#### [Given problem]
Where a line contains the word "optional", copy that line.

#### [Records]

|---|

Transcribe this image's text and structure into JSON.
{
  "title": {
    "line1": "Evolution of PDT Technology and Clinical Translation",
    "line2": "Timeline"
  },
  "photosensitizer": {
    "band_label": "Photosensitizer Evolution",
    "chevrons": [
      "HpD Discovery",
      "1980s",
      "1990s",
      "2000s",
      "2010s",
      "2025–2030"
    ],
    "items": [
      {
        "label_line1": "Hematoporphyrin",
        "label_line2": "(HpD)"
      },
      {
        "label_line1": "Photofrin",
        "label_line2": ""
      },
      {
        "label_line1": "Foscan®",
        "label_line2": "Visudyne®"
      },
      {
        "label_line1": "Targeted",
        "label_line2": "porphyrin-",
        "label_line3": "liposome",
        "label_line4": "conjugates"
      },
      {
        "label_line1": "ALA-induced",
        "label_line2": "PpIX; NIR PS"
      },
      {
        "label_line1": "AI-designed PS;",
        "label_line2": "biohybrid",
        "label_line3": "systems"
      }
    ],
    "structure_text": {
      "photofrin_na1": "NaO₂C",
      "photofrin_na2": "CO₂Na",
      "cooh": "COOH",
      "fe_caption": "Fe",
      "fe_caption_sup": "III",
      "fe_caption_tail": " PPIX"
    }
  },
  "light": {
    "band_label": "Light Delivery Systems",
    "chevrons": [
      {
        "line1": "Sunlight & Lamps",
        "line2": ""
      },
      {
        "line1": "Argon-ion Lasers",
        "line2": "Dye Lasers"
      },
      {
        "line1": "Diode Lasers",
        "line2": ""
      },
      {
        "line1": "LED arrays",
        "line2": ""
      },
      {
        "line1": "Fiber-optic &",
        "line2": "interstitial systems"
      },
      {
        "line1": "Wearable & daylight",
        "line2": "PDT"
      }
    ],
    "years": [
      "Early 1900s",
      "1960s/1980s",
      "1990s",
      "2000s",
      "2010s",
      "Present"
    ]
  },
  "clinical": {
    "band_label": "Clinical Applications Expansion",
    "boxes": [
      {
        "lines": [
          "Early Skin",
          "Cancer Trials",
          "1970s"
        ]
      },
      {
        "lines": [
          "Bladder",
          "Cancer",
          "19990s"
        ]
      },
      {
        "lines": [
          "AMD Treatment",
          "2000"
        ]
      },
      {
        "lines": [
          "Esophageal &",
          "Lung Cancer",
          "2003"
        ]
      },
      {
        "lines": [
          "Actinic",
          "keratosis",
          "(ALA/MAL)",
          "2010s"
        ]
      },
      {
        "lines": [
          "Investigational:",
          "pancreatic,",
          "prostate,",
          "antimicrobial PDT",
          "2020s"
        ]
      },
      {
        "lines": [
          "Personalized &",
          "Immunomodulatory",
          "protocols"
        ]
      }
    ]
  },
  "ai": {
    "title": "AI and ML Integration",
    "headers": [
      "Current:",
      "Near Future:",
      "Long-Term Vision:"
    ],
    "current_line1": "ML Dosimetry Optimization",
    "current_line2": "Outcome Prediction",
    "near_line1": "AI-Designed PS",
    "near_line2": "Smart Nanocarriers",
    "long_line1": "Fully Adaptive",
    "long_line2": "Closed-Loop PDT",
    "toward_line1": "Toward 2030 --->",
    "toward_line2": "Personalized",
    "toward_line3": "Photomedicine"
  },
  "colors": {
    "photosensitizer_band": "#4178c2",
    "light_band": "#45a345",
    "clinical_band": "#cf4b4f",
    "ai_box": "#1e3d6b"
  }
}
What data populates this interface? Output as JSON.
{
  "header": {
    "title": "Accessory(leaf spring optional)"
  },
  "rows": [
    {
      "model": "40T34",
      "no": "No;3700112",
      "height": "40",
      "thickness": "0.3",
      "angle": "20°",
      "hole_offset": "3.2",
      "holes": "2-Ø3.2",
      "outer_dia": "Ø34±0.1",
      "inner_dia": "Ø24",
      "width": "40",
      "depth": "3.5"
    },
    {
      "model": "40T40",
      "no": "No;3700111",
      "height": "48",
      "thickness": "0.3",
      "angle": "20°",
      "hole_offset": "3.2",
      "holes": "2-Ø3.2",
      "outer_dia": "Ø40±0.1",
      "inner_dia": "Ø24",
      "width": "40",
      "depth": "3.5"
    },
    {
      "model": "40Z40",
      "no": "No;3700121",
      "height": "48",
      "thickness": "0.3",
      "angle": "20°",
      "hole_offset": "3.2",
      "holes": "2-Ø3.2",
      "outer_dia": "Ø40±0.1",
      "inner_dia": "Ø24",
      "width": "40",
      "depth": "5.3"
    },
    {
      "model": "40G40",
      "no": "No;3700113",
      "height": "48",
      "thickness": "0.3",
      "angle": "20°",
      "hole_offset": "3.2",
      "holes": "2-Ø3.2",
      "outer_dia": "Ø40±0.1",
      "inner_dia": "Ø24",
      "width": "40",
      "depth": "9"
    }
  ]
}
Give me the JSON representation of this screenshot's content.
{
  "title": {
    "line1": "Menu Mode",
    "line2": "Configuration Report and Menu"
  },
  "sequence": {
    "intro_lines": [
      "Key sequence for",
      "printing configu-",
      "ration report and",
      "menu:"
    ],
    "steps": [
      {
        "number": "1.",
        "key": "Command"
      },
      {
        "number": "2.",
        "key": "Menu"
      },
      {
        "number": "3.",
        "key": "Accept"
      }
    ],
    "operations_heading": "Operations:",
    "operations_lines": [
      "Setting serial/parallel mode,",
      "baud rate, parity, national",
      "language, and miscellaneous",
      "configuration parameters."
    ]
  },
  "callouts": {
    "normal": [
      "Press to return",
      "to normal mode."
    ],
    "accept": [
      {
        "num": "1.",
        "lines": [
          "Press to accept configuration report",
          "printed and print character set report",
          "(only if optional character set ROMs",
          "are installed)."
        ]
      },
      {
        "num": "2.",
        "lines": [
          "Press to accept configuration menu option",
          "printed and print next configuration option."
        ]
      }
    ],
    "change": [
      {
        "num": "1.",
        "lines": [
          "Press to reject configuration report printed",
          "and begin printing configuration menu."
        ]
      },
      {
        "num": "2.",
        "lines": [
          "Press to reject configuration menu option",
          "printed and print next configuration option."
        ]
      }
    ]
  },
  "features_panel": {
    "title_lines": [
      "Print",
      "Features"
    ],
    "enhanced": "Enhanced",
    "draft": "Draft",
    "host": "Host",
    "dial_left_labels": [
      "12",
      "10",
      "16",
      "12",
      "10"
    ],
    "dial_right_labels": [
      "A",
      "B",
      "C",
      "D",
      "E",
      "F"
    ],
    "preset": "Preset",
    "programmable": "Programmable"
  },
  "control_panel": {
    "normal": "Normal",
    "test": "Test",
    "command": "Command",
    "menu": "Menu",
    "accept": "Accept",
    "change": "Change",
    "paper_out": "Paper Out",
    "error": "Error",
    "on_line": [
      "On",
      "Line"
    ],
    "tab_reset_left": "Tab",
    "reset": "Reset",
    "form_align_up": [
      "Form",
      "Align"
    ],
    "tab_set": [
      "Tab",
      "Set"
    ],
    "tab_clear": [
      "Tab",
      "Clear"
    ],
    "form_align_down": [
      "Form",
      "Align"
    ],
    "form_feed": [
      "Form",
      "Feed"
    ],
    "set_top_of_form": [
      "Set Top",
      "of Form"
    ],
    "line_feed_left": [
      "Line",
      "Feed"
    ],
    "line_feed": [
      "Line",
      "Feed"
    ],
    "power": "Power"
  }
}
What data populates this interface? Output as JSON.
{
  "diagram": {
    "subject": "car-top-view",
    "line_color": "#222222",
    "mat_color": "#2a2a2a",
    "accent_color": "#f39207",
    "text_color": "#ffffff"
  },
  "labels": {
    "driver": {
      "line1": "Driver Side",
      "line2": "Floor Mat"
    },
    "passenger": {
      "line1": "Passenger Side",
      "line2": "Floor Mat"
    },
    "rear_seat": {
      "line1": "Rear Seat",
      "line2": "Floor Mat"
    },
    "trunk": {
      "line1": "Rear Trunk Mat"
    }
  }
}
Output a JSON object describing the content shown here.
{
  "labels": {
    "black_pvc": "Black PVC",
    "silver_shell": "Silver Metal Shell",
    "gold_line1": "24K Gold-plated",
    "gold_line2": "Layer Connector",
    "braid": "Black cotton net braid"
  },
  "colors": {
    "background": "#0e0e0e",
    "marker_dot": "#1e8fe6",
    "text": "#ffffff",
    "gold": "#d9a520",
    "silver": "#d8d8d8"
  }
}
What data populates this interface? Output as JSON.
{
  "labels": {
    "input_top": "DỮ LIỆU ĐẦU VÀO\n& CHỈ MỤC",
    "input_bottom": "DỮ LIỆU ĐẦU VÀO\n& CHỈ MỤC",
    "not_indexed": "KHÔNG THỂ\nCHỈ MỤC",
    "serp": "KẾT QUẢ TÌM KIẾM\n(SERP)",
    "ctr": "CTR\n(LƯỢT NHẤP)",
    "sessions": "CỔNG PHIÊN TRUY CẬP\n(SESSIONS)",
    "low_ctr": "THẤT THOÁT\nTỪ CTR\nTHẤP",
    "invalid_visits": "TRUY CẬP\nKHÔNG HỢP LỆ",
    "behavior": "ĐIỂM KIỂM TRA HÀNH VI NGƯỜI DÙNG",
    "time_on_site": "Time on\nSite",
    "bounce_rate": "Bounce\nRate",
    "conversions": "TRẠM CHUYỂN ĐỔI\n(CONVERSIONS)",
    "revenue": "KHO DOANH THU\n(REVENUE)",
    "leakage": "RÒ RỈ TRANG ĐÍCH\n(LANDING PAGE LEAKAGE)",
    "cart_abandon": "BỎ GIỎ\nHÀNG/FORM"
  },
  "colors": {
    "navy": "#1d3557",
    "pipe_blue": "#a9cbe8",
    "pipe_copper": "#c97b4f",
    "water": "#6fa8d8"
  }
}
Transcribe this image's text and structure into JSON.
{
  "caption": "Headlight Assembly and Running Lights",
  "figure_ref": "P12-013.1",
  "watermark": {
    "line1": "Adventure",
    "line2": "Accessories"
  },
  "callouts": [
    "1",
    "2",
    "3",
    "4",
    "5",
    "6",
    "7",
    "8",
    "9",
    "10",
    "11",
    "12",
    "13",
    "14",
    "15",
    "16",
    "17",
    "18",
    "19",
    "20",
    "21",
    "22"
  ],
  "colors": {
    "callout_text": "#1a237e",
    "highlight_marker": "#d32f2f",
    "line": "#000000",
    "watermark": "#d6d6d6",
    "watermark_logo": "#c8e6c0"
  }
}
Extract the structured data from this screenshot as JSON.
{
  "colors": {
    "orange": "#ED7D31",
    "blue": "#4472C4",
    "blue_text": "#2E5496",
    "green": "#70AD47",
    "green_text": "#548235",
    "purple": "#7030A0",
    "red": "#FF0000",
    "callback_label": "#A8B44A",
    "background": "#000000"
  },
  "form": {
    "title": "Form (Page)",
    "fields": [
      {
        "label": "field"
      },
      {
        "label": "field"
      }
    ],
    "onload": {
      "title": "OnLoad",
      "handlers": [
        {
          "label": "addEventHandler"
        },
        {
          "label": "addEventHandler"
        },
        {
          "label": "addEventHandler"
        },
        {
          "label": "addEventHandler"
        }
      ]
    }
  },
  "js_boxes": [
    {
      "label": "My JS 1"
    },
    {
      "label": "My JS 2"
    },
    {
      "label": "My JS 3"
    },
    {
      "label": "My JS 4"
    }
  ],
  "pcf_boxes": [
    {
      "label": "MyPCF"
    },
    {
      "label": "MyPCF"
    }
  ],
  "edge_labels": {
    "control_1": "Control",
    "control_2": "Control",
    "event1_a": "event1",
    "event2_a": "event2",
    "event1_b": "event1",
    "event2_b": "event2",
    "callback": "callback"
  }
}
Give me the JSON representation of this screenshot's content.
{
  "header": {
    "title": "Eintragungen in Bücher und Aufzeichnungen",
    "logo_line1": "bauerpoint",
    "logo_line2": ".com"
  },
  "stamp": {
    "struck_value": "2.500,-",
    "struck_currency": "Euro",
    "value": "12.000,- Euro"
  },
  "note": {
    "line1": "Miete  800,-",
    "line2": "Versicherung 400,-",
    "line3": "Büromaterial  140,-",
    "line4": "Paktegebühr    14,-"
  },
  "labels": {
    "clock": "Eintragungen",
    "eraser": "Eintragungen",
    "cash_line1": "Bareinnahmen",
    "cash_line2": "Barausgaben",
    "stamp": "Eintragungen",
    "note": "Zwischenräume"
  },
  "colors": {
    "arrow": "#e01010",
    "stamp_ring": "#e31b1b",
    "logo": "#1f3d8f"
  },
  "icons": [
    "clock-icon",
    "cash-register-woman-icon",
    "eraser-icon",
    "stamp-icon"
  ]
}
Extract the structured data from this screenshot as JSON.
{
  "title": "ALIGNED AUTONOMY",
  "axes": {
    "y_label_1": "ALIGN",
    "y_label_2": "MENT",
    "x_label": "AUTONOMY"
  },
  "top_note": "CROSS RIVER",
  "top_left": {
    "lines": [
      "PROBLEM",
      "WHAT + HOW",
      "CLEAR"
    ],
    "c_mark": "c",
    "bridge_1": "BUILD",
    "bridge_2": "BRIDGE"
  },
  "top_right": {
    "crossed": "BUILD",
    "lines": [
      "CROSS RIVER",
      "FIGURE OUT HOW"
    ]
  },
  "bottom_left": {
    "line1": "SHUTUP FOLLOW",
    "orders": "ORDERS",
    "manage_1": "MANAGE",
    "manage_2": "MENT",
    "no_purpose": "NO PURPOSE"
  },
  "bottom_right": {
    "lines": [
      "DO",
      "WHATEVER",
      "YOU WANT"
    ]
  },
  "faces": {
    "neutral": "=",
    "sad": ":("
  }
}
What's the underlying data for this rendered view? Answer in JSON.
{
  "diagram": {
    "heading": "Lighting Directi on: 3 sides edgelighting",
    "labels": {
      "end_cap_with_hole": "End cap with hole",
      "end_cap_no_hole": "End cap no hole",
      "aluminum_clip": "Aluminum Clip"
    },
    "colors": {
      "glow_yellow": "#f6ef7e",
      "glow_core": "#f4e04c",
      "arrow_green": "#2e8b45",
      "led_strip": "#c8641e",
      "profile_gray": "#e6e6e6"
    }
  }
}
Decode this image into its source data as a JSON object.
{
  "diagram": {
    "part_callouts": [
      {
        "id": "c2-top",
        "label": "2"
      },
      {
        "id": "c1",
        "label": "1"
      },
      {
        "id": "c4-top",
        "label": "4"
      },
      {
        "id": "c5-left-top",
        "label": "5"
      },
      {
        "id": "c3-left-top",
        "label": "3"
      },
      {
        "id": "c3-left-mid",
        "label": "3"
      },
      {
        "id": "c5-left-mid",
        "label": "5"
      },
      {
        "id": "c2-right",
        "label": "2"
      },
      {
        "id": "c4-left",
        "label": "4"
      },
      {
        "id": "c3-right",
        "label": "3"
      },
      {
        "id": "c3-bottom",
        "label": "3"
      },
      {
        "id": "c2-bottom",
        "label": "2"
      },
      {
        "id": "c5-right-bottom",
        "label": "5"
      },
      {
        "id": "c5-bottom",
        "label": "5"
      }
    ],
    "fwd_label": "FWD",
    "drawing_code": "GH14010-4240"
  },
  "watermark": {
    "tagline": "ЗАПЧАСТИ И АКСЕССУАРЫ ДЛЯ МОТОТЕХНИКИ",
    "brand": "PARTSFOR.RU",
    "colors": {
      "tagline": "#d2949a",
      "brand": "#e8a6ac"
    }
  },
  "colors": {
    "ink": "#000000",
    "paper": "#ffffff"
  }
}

|---|

#### [Output below]
    "title": "Accessory(leaf spring optional)"
          "(only if optional character set ROMs",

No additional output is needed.